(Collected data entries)
## start

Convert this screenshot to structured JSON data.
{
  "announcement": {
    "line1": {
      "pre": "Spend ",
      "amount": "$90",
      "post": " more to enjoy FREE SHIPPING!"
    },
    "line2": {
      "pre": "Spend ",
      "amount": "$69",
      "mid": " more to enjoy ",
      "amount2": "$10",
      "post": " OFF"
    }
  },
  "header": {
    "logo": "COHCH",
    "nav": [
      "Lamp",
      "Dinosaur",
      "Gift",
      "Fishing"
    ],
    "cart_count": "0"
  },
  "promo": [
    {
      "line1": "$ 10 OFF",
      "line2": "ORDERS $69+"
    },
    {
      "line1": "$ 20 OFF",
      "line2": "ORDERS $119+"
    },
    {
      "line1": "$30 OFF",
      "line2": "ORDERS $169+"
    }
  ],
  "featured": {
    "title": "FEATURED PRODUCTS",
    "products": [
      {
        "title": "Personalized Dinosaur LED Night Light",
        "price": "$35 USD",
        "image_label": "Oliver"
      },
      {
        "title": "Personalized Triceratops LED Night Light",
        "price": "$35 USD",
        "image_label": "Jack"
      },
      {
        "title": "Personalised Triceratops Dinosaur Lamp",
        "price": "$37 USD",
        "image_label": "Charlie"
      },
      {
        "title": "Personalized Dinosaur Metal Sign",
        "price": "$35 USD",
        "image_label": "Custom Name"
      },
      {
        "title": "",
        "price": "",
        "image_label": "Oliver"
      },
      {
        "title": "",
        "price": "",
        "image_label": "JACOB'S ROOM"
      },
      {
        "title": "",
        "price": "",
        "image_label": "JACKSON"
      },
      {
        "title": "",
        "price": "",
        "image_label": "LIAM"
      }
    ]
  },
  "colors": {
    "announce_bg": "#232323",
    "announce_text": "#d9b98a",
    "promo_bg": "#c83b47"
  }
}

## end

-- Task brief --
Transcribe the data. Leave every line exactly as it is.

-- Written answer --
Convert this screenshot to structured JSON data.
{
  "announcement": {
    "line1": {
      "pre": "Spend ",
      "amount": "$90",
      "post": " more to enjoy FREE SHIPPING!"
    },
    "line2": {
      "pre": "Spend ",
      "amount": "$69",
      "mid": " more to enjoy ",
      "amount2": "$10",
      "post": " OFF"
    }
  },
  "header": {
    "logo": "COHCH",
    "nav": [
      "Lamp",
      "Dinosaur",
      "Gift",
      "Fishing"
    ],
    "cart_count": "0"
  },
  "promo": [
    {
      "line1": "$ 10 OFF",
      "line2": "ORDERS $69+"
    },
    {
      "line1": "$ 20 OFF",
      "line2": "ORDERS $119+"
    },
    {
      "line1": "$30 OFF",
      "line2": "ORDERS $169+"
    }
  ],
  "featured": {
    "title": "FEATURED PRODUCTS",
    "products": [
      {
        "title": "Personalized Dinosaur LED Night Light",
        "price": "$35 USD",
        "image_label": "Oliver"
      },
      {
        "title": "Personalized Triceratops LED Night Light",
        "price": "$35 USD",
        "image_label": "Jack"
      },
      {
        "title": "Personalised Triceratops Dinosaur Lamp",
        "price": "$37 USD",
        "image_label": "Charlie"
      },
      {
        "title": "Personalized Dinosaur Metal Sign",
        "price": "$35 USD",
        "image_label": "Custom Name"
      },
      {
        "title": "",
        "price": "",
        "image_label": "Oliver"
      },
      {
        "title": "",
        "price": "",
        "image_label": "JACOB'S ROOM"
      },
      {
        "title": "",
        "price": "",
        "image_label": "JACKSON"
      },
      {
        "title": "",
        "price": "",
        "image_label": "LIAM"
      }
    ]
  },
  "colors": {
    "announce_bg": "#232323",
    "announce_text": "#d9b98a",
    "promo_bg": "#c83b47"
  }
}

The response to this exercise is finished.